TESTO FORNITO.
*-*-*
PIAZZA AFFARI CHIUDE IN PROFONDO ROSSO

20 Settembre 2000, di Redazione Wall Street Italia

La congiuntura internazionale con il petrolio ai massimi e l’euro ai minimi, il calo dei mercati americani e l’assenza di temi propri, hanno depresso la Borsa di Milano che ha chiuso in ribasso dell’1,89% a 31.500 punti. Peggiore il risutato per il Mib30 che si e’ fermato a -2,05%. In rosso anche il Fib30 a -2,07%, il Midex a -1,38% e il Nuovo Mercato a -1,64%.

Vendite generalizzate su tutti i listini a partire dal settore bancario che ha visto i ribassi di Fideuram a -3,78%, Mediolanum a -3,32%, Unicredit a -3,19% e Mediobanca a -3,09%. Tra gli assicurativi cedeono Alleanza (-2,03%) e Ras (-1,85%).

Vendite anche sulla scuderia Telecom: Tim a -3,13%, Olivetti a -3,03%, Telecom a -2,7% e Tecnost a -2,28%.

Tra gli editoriali la peggiore e’ stata Seat (-3,56%) seguita da Class (-3,26%), L’Espresso (-1,9%), Mondadori (-1,61%) e Mediaset a -1,42%. In rialzo, invece, Cairo Communication (+3,48%).

Tra le Blue Chip, unici titoli in positivo sono stati Enel (+1,72%), Fiat (+0,33%) ed Eni (+0,03%).

Nel Nuovo Mercato alcuni titoli hanno corso in controtendenza: Aisoftware (+6,81%) e Inferentia a +3,59%. Male al contrario E.Planet a -2,96%, Cto a -2,43% e Tiscali a -1,24%. Poco mossa E.Biscom (-0,1%).
*-*-*
ATTIVITÀ DA SVOLGERE.
A) Secondo il testo sulla chiusura di Piazza Affari, a quanti punti ha chiuso la Borsa di Milano?
B) Trascrivi alla lettera il passo del testo sulla chiusura di Piazza Affari compreso tra "La congiuntura internazionale" e "e Ras (-1,85%).", estremi inclusi.

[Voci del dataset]
*-*-*
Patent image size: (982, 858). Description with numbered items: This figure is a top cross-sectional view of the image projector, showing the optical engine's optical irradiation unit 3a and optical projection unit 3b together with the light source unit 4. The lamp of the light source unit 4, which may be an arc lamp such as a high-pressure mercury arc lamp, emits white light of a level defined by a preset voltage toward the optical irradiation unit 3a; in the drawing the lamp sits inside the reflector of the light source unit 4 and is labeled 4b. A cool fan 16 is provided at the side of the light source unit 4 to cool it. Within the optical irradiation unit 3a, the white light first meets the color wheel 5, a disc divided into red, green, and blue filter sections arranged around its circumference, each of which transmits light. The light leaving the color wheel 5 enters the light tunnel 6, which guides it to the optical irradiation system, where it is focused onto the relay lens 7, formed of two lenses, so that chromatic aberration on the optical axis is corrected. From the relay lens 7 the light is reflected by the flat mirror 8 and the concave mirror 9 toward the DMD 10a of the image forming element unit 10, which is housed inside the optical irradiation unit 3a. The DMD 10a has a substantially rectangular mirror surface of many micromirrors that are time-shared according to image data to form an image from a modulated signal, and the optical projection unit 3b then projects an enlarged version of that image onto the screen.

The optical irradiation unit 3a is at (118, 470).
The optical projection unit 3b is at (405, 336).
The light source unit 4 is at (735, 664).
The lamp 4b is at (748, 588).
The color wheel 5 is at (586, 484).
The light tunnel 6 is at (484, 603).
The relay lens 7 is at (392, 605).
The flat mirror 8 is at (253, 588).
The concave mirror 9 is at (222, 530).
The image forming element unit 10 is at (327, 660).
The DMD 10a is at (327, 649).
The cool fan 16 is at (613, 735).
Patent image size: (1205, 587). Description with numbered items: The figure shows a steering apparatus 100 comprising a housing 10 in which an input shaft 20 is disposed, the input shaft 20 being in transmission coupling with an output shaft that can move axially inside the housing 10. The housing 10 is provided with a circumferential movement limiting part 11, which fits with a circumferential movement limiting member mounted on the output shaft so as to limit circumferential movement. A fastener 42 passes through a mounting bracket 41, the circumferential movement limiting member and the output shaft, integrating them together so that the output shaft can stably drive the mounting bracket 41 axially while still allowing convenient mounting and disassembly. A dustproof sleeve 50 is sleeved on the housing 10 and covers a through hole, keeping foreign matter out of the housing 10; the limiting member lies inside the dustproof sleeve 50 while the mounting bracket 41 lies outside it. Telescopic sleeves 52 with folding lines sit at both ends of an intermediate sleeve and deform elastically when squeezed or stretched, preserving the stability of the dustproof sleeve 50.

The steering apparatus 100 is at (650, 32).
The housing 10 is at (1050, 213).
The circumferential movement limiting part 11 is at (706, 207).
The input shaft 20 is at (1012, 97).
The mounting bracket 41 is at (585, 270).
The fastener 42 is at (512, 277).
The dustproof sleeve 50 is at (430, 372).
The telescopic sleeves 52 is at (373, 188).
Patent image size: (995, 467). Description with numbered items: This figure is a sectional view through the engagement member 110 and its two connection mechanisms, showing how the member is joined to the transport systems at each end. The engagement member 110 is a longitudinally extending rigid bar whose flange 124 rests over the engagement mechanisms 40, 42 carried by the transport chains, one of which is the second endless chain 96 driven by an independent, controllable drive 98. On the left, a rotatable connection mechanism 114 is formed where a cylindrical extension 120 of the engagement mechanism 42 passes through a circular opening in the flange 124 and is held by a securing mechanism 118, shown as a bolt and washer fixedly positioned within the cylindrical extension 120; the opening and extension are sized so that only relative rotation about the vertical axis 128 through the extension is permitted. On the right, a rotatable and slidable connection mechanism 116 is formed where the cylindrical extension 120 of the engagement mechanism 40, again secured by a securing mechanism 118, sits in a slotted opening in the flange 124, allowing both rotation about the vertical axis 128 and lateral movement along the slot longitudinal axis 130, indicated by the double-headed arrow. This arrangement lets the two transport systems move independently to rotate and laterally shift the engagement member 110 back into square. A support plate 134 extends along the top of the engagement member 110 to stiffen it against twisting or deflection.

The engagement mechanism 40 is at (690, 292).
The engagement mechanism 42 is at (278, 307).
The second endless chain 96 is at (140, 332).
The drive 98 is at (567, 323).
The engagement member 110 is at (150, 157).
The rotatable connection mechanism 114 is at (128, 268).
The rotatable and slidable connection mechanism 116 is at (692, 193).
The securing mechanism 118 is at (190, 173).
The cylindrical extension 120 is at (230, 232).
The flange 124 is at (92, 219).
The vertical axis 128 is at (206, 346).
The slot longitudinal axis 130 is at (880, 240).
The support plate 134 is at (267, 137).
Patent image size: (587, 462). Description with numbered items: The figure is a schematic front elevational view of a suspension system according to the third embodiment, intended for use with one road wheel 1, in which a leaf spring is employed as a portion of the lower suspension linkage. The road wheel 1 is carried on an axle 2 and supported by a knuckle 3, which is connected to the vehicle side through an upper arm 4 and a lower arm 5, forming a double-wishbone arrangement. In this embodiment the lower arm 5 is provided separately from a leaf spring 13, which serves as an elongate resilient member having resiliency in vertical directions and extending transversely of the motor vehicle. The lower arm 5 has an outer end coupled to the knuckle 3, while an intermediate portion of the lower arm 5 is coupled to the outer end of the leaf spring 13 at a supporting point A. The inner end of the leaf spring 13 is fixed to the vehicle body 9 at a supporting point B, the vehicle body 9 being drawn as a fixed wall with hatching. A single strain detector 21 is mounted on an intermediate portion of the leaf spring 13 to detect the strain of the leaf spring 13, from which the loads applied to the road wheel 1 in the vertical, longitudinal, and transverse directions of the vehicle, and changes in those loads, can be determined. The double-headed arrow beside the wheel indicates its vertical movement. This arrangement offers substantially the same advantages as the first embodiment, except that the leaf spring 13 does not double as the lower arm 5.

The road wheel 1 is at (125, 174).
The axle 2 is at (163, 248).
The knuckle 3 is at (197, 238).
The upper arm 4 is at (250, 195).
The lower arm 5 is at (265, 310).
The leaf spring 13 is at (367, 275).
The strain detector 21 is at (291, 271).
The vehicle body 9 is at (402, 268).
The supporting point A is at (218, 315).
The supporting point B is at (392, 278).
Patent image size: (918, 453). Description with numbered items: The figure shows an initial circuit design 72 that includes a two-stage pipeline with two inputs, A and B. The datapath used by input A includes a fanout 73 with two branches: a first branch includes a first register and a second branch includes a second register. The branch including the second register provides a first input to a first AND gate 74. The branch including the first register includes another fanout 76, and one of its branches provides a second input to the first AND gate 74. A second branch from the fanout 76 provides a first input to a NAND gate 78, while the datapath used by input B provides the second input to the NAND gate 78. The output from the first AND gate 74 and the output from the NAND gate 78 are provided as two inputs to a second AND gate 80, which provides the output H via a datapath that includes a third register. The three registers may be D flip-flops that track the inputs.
*-*-*
RISULTATI DELLE ATTIVITÀ.
A) A 31.500 punti, in ribasso dell'1,89%.

B)
La congiuntura internazionale con il petrolio ai massimi e l’euro ai minimi, il calo dei mercati americani e l’assenza di temi propri, hanno depresso la Borsa di Milano che ha chiuso in ribasso dell’1,89% a 31.500 punti. Peggiore il risutato per il Mib30 che si e’ fermato a -2,05%. In rosso anche il Fib30 a -2,07%, il Midex a -1,38% e il Nuovo Mercato a -1,64%.

Vendite generalizzate su tutti i listini a partire dal settore bancario che ha visto i ribassi di Fideuram a -3,78%, Mediolanum a -3,32%, Unicredit a -3,19% e Mediobanca a -3,09%. Tra gli assicurativi cedeono Alleanza (-2,03%) e Ras (-1,85%).